- [How to complete this task]: The whole listing is to be restated, character for character.

○ ○ ○ ○ ○ ○ ○

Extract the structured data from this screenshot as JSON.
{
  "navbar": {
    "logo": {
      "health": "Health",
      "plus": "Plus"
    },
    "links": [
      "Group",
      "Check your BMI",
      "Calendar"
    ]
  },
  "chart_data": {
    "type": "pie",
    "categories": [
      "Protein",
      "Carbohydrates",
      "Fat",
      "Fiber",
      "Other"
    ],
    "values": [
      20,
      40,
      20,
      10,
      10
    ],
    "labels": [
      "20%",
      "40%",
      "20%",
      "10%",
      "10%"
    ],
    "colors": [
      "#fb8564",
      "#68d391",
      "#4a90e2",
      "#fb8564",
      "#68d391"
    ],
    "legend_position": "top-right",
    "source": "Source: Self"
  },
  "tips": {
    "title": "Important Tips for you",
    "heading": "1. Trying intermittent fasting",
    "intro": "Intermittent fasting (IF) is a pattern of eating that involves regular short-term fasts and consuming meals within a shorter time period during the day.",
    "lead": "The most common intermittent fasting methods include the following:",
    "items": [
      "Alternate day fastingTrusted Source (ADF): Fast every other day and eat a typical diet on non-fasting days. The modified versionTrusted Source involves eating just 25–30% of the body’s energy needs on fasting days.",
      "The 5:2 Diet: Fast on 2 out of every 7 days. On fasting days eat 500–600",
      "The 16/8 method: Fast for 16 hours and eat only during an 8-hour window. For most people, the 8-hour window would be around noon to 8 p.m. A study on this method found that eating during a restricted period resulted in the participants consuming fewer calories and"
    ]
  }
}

○ ○ ○ ○ ○ ○ ○

- [Response to this task]:
Extract the structured data from this screenshot as JSON.
{
  "navbar": {
    "logo": {
      "health": "Health",
      "plus": "Plus"
    },
    "links": [
      "Group",
      "Check your BMI",
      "Calendar"
    ]
  },
  "chart_data": {
    "type": "pie",
    "categories": [
      "Protein",
      "Carbohydrates",
      "Fat",
      "Fiber",
      "Other"
    ],
    "values": [
      20,
      40,
      20,
      10,
      10
    ],
    "labels": [
      "20%",
      "40%",
      "20%",
      "10%",
      "10%"
    ],
    "colors": [
      "#fb8564",
      "#68d391",
      "#4a90e2",
      "#fb8564",
      "#68d391"
    ],
    "legend_position": "top-right",
    "source": "Source: Self"
  },
  "tips": {
    "title": "Important Tips for you",
    "heading": "1. Trying intermittent fasting",
    "intro": "Intermittent fasting (IF) is a pattern of eating that involves regular short-term fasts and consuming meals within a shorter time period during the day.",
    "lead": "The most common intermittent fasting methods include the following:",
    "items": [
      "Alternate day fastingTrusted Source (ADF): Fast every other day and eat a typical diet on non-fasting days. The modified versionTrusted Source involves eating just 25–30% of the body’s energy needs on fasting days.",
      "The 5:2 Diet: Fast on 2 out of every 7 days. On fasting days eat 500–600",
      "The 16/8 method: Fast for 16 hours and eat only during an 8-hour window. For most people, the 8-hour window would be around noon to 8 p.m. A study on this method found that eating during a restricted period resulted in the participants consuming fewer calories and"
    ]
  }
}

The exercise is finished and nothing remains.